Dataset items
────────────────────────────────────────
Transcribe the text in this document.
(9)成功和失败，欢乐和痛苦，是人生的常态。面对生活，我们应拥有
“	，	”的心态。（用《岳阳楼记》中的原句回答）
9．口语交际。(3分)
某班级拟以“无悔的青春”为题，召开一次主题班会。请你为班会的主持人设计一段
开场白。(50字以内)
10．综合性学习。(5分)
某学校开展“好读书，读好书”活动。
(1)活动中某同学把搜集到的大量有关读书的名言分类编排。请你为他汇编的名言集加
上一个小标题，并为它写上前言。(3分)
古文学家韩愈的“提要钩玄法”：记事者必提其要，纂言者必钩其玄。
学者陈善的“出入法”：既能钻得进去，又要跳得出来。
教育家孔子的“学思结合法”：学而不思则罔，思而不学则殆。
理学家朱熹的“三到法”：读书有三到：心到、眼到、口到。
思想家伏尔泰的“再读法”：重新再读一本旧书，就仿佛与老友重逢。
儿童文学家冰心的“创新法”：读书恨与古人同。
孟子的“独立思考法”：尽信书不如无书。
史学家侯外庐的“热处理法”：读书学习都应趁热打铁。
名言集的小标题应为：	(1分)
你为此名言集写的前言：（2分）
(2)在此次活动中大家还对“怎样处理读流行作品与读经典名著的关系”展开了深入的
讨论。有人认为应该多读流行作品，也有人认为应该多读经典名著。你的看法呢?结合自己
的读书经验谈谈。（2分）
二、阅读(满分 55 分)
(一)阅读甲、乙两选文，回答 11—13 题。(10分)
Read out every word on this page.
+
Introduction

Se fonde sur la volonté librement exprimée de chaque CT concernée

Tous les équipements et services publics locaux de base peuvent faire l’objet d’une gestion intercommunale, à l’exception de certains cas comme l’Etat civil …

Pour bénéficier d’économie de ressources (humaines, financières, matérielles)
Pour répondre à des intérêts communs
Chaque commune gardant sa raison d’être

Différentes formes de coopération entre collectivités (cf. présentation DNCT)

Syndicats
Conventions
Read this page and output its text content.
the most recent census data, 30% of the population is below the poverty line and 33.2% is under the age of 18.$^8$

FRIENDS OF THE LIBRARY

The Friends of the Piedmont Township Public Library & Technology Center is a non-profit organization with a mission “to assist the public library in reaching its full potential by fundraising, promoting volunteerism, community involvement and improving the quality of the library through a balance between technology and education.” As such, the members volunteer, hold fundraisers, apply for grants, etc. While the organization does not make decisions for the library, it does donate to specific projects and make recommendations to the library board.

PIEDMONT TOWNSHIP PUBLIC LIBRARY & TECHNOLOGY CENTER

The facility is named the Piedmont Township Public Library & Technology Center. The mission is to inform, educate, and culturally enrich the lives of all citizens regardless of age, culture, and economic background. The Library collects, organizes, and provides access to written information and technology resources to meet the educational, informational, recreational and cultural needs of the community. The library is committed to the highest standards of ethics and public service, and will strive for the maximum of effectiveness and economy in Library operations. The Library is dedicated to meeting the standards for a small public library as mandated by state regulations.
────────────────────────────────────────
TASK PROMPT:
Only the count is needed: the number of lines in the data that include the word "page".

RESULT OF THIS TASK:
2